**DIRECTION:** Produce a word-for-word copy of the listing below without its pictures.

[DATA SECTION start]

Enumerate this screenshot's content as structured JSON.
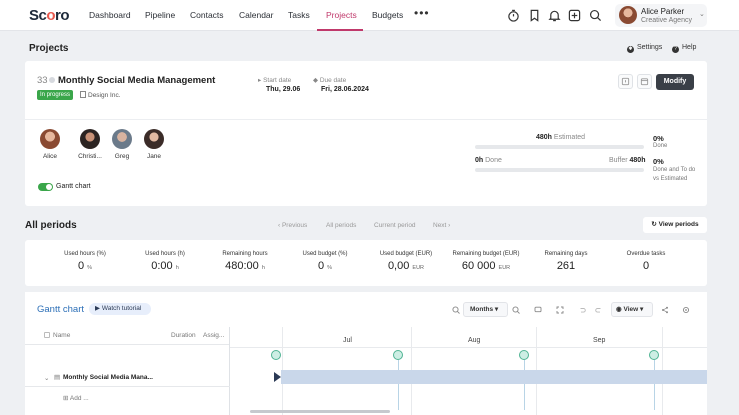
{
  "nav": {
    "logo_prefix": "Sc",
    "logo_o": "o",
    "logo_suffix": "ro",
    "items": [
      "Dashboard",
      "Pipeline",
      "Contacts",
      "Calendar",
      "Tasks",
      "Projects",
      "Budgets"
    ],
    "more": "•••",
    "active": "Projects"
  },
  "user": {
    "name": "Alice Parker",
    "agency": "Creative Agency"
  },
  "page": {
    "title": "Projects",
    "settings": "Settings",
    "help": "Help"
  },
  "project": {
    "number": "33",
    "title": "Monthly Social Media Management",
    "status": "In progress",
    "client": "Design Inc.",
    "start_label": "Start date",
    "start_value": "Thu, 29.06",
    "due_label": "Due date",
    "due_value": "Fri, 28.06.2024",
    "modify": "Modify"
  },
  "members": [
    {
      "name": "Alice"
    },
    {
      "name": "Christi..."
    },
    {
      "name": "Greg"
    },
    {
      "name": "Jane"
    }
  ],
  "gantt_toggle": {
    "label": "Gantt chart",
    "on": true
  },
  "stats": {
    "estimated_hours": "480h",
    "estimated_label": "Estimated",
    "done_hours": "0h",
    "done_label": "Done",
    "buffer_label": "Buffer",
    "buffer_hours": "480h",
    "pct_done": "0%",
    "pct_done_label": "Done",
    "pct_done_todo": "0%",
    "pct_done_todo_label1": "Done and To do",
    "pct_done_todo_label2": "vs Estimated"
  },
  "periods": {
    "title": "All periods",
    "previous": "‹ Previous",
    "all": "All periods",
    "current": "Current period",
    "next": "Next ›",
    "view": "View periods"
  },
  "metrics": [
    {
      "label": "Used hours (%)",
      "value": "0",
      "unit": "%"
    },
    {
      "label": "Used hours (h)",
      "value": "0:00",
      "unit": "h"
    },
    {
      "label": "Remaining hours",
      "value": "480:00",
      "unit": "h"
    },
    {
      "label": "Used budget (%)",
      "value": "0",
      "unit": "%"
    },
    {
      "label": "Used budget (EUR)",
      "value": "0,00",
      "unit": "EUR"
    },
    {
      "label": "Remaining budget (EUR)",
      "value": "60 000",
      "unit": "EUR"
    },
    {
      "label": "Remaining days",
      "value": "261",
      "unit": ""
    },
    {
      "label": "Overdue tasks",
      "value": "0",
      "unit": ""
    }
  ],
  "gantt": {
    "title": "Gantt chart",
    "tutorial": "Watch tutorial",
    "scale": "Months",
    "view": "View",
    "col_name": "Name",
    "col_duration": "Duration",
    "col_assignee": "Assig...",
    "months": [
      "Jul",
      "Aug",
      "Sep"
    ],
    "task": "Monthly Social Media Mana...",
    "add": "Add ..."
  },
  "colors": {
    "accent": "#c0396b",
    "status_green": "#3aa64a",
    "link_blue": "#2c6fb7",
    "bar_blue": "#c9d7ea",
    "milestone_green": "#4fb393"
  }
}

[DATA SECTION end]

**FINAL ANSWER:**
Enumerate this screenshot's content as structured JSON.
{
  "nav": {
    "logo_prefix": "Sc",
    "logo_o": "o",
    "logo_suffix": "ro",
    "items": [
      "Dashboard",
      "Pipeline",
      "Contacts",
      "Calendar",
      "Tasks",
      "Projects",
      "Budgets"
    ],
    "more": "•••",
    "active": "Projects"
  },
  "user": {
    "name": "Alice Parker",
    "agency": "Creative Agency"
  },
  "page": {
    "title": "Projects",
    "settings": "Settings",
    "help": "Help"
  },
  "project": {
    "number": "33",
    "title": "Monthly Social Media Management",
    "status": "In progress",
    "client": "Design Inc.",
    "start_label": "Start date",
    "start_value": "Thu, 29.06",
    "due_label": "Due date",
    "due_value": "Fri, 28.06.2024",
    "modify": "Modify"
  },
  "members": [
    {
      "name": "Alice"
    },
    {
      "name": "Christi..."
    },
    {
      "name": "Greg"
    },
    {
      "name": "Jane"
    }
  ],
  "gantt_toggle": {
    "label": "Gantt chart",
    "on": true
  },
  "stats": {
    "estimated_hours": "480h",
    "estimated_label": "Estimated",
    "done_hours": "0h",
    "done_label": "Done",
    "buffer_label": "Buffer",
    "buffer_hours": "480h",
    "pct_done": "0%",
    "pct_done_label": "Done",
    "pct_done_todo": "0%",
    "pct_done_todo_label1": "Done and To do",
    "pct_done_todo_label2": "vs Estimated"
  },
  "periods": {
    "title": "All periods",
    "previous": "‹ Previous",
    "all": "All periods",
    "current": "Current period",
    "next": "Next ›",
    "view": "View periods"
  },
  "metrics": [
    {
      "label": "Used hours (%)",
      "value": "0",
      "unit": "%"
    },
    {
      "label": "Used hours (h)",
      "value": "0:00",
      "unit": "h"
    },
    {
      "label": "Remaining hours",
      "value": "480:00",
      "unit": "h"
    },
    {
      "label": "Used budget (%)",
      "value": "0",
      "unit": "%"
    },
    {
      "label": "Used budget (EUR)",
      "value": "0,00",
      "unit": "EUR"
    },
    {
      "label": "Remaining budget (EUR)",
      "value": "60 000",
      "unit": "EUR"
    },
    {
      "label": "Remaining days",
      "value": "261",
      "unit": ""
    },
    {
      "label": "Overdue tasks",
      "value": "0",
      "unit": ""
    }
  ],
  "gantt": {
    "title": "Gantt chart",
    "tutorial": "Watch tutorial",
    "scale": "Months",
    "view": "View",
    "col_name": "Name",
    "col_duration": "Duration",
    "col_assignee": "Assig...",
    "months": [
      "Jul",
      "Aug",
      "Sep"
    ],
    "task": "Monthly Social Media Mana...",
    "add": "Add ..."
  },
  "colors": {
    "accent": "#c0396b",
    "status_green": "#3aa64a",
    "link_blue": "#2c6fb7",
    "bar_blue": "#c9d7ea",
    "milestone_green": "#4fb393"
  }
}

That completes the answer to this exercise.